EXERCISE PROMPT >> Scan the entries and tally the lines that include the string "unit". Reply with the figure alone.

ENTRIES PROVIDED >>

########################################

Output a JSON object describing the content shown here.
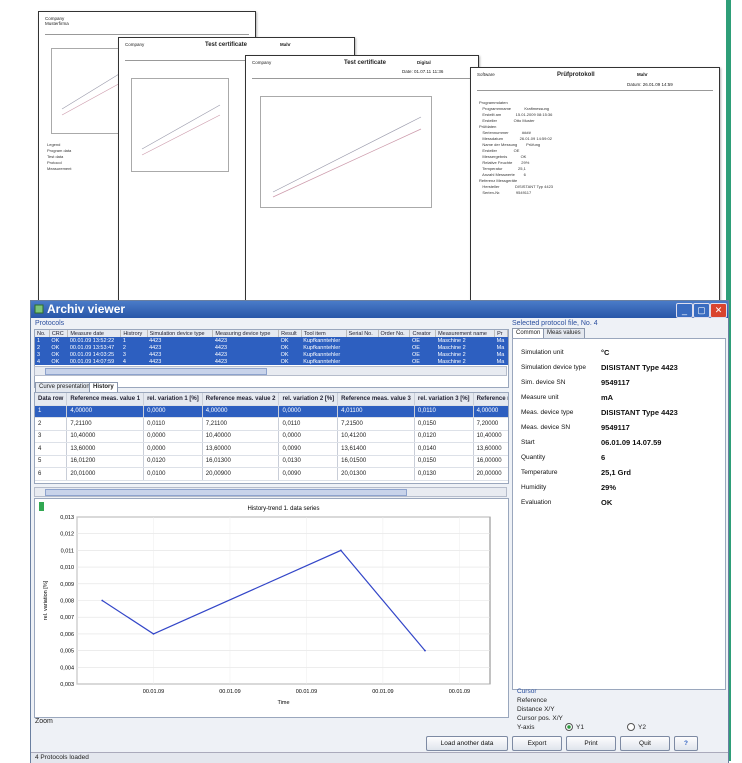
{
  "app": {
    "title": "Archiv viewer",
    "status_text": "4 Protocols loaded"
  },
  "background_sheets": {
    "sheet1": {
      "company": "Company",
      "subline": "Musterfirma",
      "path": "C:\\...\\Data\\DD\\PDFF\\0Y17_25_36_946 mesured\\0423"
    },
    "sheet2": {
      "company": "Company",
      "subline": "Musterfirma",
      "doc_title": "Test certificate",
      "brand": "Mahr"
    },
    "sheet3": {
      "company": "Company",
      "subline": "Musterfirma",
      "doc_title": "Test certificate",
      "brand": "Digital",
      "version": "Version: V2006.2.0.0",
      "date": "Date: 01.07.11 11:36"
    },
    "sheet4": {
      "company": "Software",
      "subline": "Mahr Meister",
      "doc_title": "Prüfprotokoll",
      "brand": "Mahr",
      "version": "Version: V2006.2.0.0",
      "date": "Datum: 26.01.09 14:59",
      "page": "Seite 1/1"
    }
  },
  "protocols": {
    "section_label": "Protocols",
    "columns": [
      "No.",
      "CRC",
      "Measure date",
      "Histrory",
      "Simulation device type",
      "Measuring device type",
      "Result",
      "Tool item",
      "Serial No.",
      "Order No.",
      "Creator",
      "Measurement name",
      "Pr"
    ],
    "rows": [
      [
        "1",
        "OK",
        "00.01.09 13:52:22",
        "1",
        "4423",
        "4423",
        "OK",
        "Kupfkanntehler",
        "",
        "",
        "OE",
        "Maschine 2",
        "Ma"
      ],
      [
        "2",
        "OK",
        "00.01.09 13:53:47",
        "2",
        "4423",
        "4423",
        "OK",
        "Kupfkanntehler",
        "",
        "",
        "OE",
        "Maschine 2",
        "Ma"
      ],
      [
        "3",
        "OK",
        "00.01.09 14:03:25",
        "3",
        "4423",
        "4423",
        "OK",
        "Kupfkanntehler",
        "",
        "",
        "OE",
        "Maschine 2",
        "Ma"
      ],
      [
        "4",
        "OK",
        "00.01.09 14:07:59",
        "4",
        "4423",
        "4423",
        "OK",
        "Kupfkanntehler",
        "",
        "",
        "OE",
        "Maschine 2",
        "Ma"
      ]
    ]
  },
  "tabs": {
    "curve": "Curve presentation",
    "history": "History"
  },
  "history": {
    "columns": [
      "Data row",
      "Reference meas. value 1",
      "rel. variation 1 [%]",
      "Reference meas. value 2",
      "rel. variation 2 [%]",
      "Reference meas. value 3",
      "rel. variation 3 [%]",
      "Reference meas. v"
    ],
    "rows": [
      [
        "1",
        "4,00000",
        "0,0000",
        "4,00000",
        "0,0000",
        "4,01100",
        "0,0110",
        "4,00000"
      ],
      [
        "2",
        "7,21100",
        "0,0110",
        "7,21100",
        "0,0110",
        "7,21500",
        "0,0150",
        "7,20000"
      ],
      [
        "3",
        "10,40000",
        "0,0000",
        "10,40000",
        "0,0000",
        "10,41200",
        "0,0120",
        "10,40000"
      ],
      [
        "4",
        "13,60000",
        "0,0000",
        "13,60000",
        "0,0090",
        "13,61400",
        "0,0140",
        "13,60000"
      ],
      [
        "5",
        "16,01200",
        "0,0120",
        "16,01300",
        "0,0130",
        "16,01500",
        "0,0150",
        "16,00000"
      ],
      [
        "6",
        "20,01000",
        "0,0100",
        "20,00900",
        "0,0090",
        "20,01300",
        "0,0130",
        "20,00000"
      ]
    ]
  },
  "chart_data": {
    "type": "line",
    "title": "History-trend 1. data series",
    "xlabel": "Time",
    "ylabel": "rel. variation [%]",
    "x_tick_labels": [
      "00.01.09",
      "00.01.09",
      "00.01.09",
      "00.01.09",
      "00.01.09",
      "00.01.09"
    ],
    "y_ticks": [
      0.003,
      0.004,
      0.005,
      0.006,
      0.007,
      0.008,
      0.009,
      0.01,
      0.011,
      0.012,
      0.013
    ],
    "y_tick_labels": [
      "0,003",
      "0,004",
      "0,005",
      "0,006",
      "0,007",
      "0,008",
      "0,009",
      "0,010",
      "0,011",
      "0,012",
      "0,013"
    ],
    "ylim": [
      0.003,
      0.013
    ],
    "series": [
      {
        "points": [
          [
            0.33,
            0.008
          ],
          [
            1,
            0.006
          ],
          [
            3.45,
            0.011
          ],
          [
            4.55,
            0.005
          ]
        ],
        "color": "#3346c8"
      }
    ],
    "xlim": [
      0,
      5.4
    ],
    "grid": true
  },
  "zoom_label": "Zoom",
  "buttons": {
    "load": "Load another data",
    "export": "Export",
    "print": "Print",
    "quit": "Quit",
    "help": "?"
  },
  "right_panel": {
    "header": "Selected protocol file, No. 4",
    "tab_common": "Common",
    "tab_meas": "Meas values",
    "properties": [
      {
        "key": "Simulation unit",
        "value": "°C"
      },
      {
        "key": "Simulation device type",
        "value": "DISISTANT Type 4423"
      },
      {
        "key": "Sim. device SN",
        "value": "9549117"
      },
      {
        "key": "Measure unit",
        "value": "mA"
      },
      {
        "key": "Meas. device type",
        "value": "DISISTANT Type 4423"
      },
      {
        "key": "Meas. device SN",
        "value": "9549117"
      },
      {
        "key": "Start",
        "value": "06.01.09 14.07.59"
      },
      {
        "key": "Quantity",
        "value": "6"
      },
      {
        "key": "Temperature",
        "value": "25,1 Grd"
      },
      {
        "key": "Humidity",
        "value": "29%"
      },
      {
        "key": "Evaluation",
        "value": "OK"
      }
    ],
    "cursor": {
      "label": "Cursor",
      "reference": "Reference",
      "distance": "Distance X/Y",
      "cursor_pos": "Cursor pos. X/Y",
      "y_axis": "Y-axis",
      "y1": "Y1",
      "y2": "Y2"
    }
  }
}
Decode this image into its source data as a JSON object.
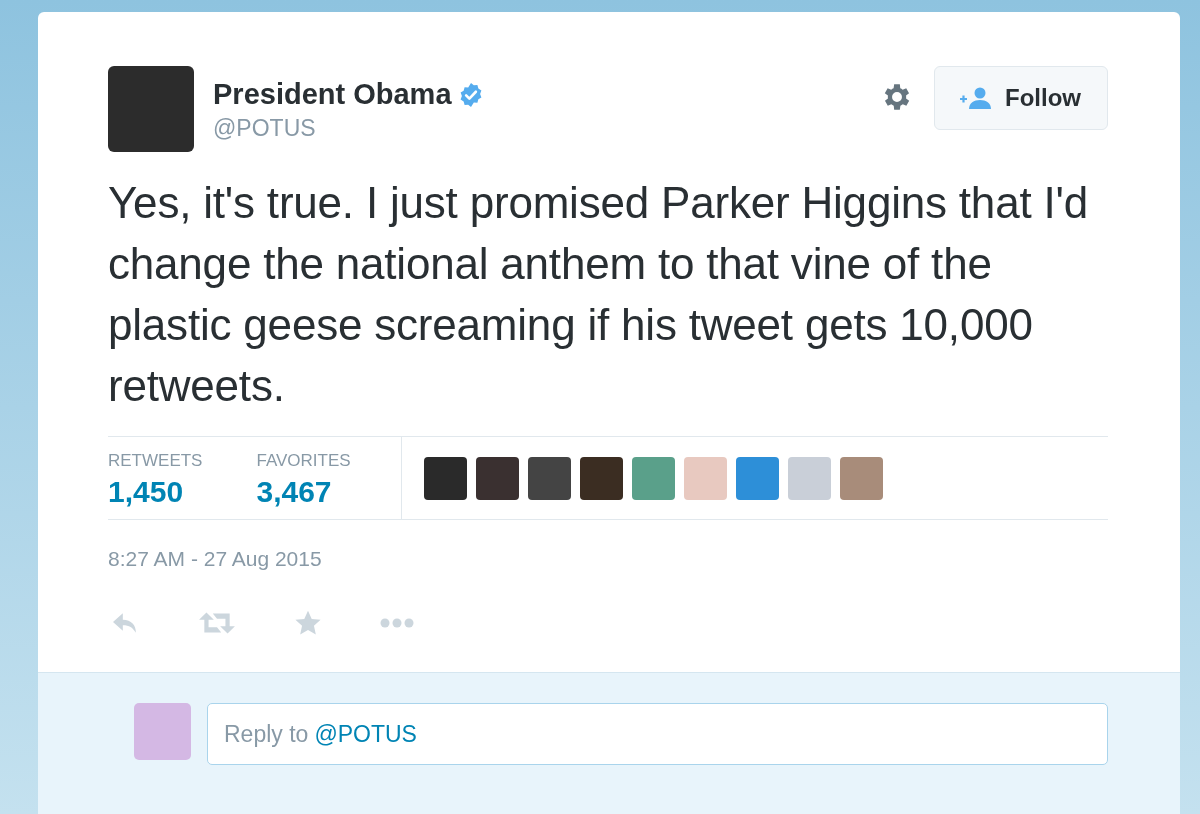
{
  "author": {
    "name": "President Obama",
    "handle": "@POTUS",
    "verified": true
  },
  "follow_button": {
    "label": "Follow"
  },
  "tweet": {
    "text": "Yes, it's true. I just promised Parker Higgins that I'd change the national anthem to that vine of the plastic geese screaming if his tweet gets 10,000 retweets."
  },
  "stats": [
    {
      "label": "RETWEETS",
      "count": "1,450"
    },
    {
      "label": "FAVORITES",
      "count": "3,467"
    }
  ],
  "timestamp": "8:27 AM - 27 Aug 2015",
  "reply": {
    "placeholder": "Reply to",
    "mention": "@POTUS"
  }
}
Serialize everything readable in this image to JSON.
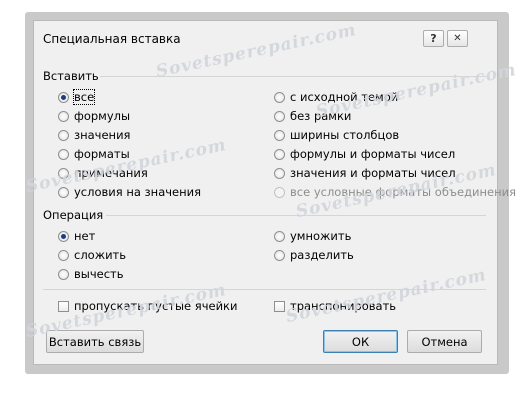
{
  "dialog": {
    "title": "Специальная вставка",
    "help_label": "?",
    "close_label": "✕"
  },
  "paste": {
    "label": "Вставить",
    "left": [
      "все",
      "формулы",
      "значения",
      "форматы",
      "примечания",
      "условия на значения"
    ],
    "right": [
      "с исходной темой",
      "без рамки",
      "ширины столбцов",
      "формулы и форматы чисел",
      "значения и форматы чисел",
      "все условные форматы объединения"
    ],
    "selected": "все"
  },
  "operation": {
    "label": "Операция",
    "left": [
      "нет",
      "сложить",
      "вычесть"
    ],
    "right": [
      "умножить",
      "разделить"
    ],
    "selected": "нет"
  },
  "checkboxes": {
    "skip_blanks": "пропускать пустые ячейки",
    "transpose": "транспонировать"
  },
  "buttons": {
    "paste_link": "Вставить связь",
    "ok": "ОК",
    "cancel": "Отмена"
  },
  "watermark": "Sovetsperepair.com"
}
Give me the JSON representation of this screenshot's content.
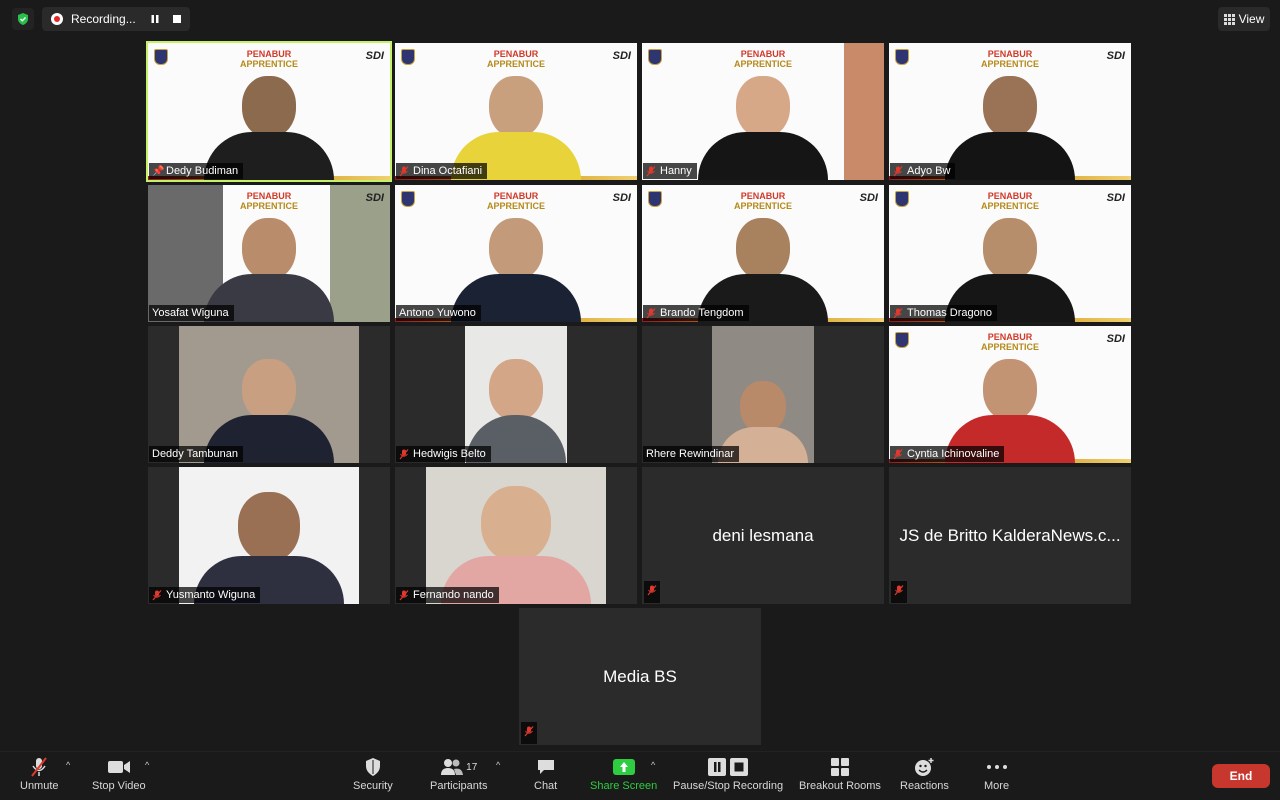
{
  "recording": {
    "label": "Recording..."
  },
  "top": {
    "view_label": "View"
  },
  "banner": {
    "line1": "PENABUR",
    "line2": "APPRENTICE",
    "sdi": "SDI"
  },
  "participants": [
    {
      "name": "Dedy Budiman"
    },
    {
      "name": "Dina Octafiani"
    },
    {
      "name": "Hanny"
    },
    {
      "name": "Adyo Bw"
    },
    {
      "name": "Yosafat Wiguna"
    },
    {
      "name": "Antono Yuwono"
    },
    {
      "name": "Brando Tengdom"
    },
    {
      "name": "Thomas Dragono"
    },
    {
      "name": "Deddy Tambunan"
    },
    {
      "name": "Hedwigis Belto"
    },
    {
      "name": "Rhere Rewindinar"
    },
    {
      "name": "Cyntia Ichinovaline"
    },
    {
      "name": "Yusmanto Wiguna"
    },
    {
      "name": "Fernando nando"
    },
    {
      "name": "deni lesmana"
    },
    {
      "name": "JS de Britto KalderaNews.c..."
    },
    {
      "name": "Media BS"
    }
  ],
  "toolbar": {
    "unmute": "Unmute",
    "stop_video": "Stop Video",
    "security": "Security",
    "participants": "Participants",
    "participants_count": "17",
    "chat": "Chat",
    "share_screen": "Share Screen",
    "pause_stop_recording": "Pause/Stop Recording",
    "breakout_rooms": "Breakout Rooms",
    "reactions": "Reactions",
    "more": "More",
    "end": "End"
  },
  "colors": {
    "active_speaker_border": "#c6ef6a",
    "share_green": "#2ecc40",
    "end_red": "#c8372d"
  }
}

########################################

ANSWER BELOW >> 2